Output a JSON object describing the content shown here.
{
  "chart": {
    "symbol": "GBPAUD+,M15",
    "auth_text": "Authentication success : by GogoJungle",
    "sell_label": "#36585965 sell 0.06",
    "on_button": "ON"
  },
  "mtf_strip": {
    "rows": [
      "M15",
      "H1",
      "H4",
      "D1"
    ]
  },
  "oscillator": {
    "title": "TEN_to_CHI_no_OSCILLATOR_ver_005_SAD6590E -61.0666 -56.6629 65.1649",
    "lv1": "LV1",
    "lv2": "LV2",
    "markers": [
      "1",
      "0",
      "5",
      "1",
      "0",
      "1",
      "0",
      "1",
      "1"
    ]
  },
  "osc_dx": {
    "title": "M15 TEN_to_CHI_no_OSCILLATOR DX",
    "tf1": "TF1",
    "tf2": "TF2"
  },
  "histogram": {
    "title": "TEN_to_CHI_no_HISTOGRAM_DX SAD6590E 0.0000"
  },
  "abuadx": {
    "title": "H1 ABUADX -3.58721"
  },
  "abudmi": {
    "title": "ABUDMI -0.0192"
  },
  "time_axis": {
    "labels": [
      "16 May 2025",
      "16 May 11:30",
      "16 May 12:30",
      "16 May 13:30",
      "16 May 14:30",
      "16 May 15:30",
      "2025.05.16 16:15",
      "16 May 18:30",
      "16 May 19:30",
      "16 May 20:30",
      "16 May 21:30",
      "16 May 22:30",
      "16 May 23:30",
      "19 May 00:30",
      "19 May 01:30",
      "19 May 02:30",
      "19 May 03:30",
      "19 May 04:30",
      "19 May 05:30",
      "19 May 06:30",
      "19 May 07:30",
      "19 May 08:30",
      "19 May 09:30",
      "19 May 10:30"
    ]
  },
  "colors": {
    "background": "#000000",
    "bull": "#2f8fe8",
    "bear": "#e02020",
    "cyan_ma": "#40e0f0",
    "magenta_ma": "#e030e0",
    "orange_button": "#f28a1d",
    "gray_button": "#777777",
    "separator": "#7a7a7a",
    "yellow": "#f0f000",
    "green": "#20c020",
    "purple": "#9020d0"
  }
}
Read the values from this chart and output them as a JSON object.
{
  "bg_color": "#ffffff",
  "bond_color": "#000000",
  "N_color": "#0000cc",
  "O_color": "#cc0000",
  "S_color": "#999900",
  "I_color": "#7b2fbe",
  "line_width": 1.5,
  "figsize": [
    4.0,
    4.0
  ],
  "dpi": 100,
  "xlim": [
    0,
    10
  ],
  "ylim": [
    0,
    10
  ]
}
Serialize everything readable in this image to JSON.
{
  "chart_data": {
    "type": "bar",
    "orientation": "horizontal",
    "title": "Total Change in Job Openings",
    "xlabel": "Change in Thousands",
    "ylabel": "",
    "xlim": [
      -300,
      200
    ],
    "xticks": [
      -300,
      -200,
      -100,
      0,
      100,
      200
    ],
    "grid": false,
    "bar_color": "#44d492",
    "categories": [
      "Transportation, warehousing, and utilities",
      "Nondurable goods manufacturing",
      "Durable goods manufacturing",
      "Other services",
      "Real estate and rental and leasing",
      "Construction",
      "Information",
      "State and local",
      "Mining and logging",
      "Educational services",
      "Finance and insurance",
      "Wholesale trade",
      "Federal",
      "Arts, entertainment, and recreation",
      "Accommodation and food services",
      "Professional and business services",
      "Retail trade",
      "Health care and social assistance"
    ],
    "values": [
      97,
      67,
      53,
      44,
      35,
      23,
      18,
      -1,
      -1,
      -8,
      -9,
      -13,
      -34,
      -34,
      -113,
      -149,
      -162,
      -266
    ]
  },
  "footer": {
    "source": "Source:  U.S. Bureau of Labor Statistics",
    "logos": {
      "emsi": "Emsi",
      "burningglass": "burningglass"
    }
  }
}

Exercise description
Identify which lines contain the word "JSON" and copy each one.

Task result
Output a JSON object describing the content shown here.
Read the values from this chart and output them as a JSON object.
Serialize everything readable in this image to JSON.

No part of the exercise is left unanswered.